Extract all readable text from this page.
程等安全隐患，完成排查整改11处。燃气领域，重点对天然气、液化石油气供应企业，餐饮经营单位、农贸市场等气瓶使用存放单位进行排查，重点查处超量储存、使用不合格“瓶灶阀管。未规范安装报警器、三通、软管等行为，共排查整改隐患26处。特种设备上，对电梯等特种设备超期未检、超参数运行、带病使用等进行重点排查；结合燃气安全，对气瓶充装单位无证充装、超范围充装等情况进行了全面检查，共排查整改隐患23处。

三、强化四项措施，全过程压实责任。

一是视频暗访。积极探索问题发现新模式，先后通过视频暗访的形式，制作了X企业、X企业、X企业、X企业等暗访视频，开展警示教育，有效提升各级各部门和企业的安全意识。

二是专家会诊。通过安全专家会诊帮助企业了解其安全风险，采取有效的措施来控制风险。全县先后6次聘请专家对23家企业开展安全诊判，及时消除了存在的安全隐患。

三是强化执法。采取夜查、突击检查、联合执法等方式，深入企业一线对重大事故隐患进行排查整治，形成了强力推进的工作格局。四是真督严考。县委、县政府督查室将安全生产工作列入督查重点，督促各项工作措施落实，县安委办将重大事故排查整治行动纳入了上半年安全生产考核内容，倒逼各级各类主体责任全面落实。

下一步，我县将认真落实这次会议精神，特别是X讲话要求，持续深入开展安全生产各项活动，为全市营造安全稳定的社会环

*****

:: Required work ::
Please reproduce each record precisely as written.

:: Response below ::
Extract all readable text from this page.
程等安全隐患，完成排查整改11处。燃气领域，重点对天然气、液化石油气供应企业，餐饮经营单位、农贸市场等气瓶使用存放单位进行排查，重点查处超量储存、使用不合格“瓶灶阀管。未规范安装报警器、三通、软管等行为，共排查整改隐患26处。特种设备上，对电梯等特种设备超期未检、超参数运行、带病使用等进行重点排查；结合燃气安全，对气瓶充装单位无证充装、超范围充装等情况进行了全面检查，共排查整改隐患23处。

三、强化四项措施，全过程压实责任。

一是视频暗访。积极探索问题发现新模式，先后通过视频暗访的形式，制作了X企业、X企业、X企业、X企业等暗访视频，开展警示教育，有效提升各级各部门和企业的安全意识。

二是专家会诊。通过安全专家会诊帮助企业了解其安全风险，采取有效的措施来控制风险。全县先后6次聘请专家对23家企业开展安全诊判，及时消除了存在的安全隐患。

三是强化执法。采取夜查、突击检查、联合执法等方式，深入企业一线对重大事故隐患进行排查整治，形成了强力推进的工作格局。四是真督严考。县委、县政府督查室将安全生产工作列入督查重点，督促各项工作措施落实，县安委办将重大事故排查整治行动纳入了上半年安全生产考核内容，倒逼各级各类主体责任全面落实。

下一步，我县将认真落实这次会议精神，特别是X讲话要求，持续深入开展安全生产各项活动，为全市营造安全稳定的社会环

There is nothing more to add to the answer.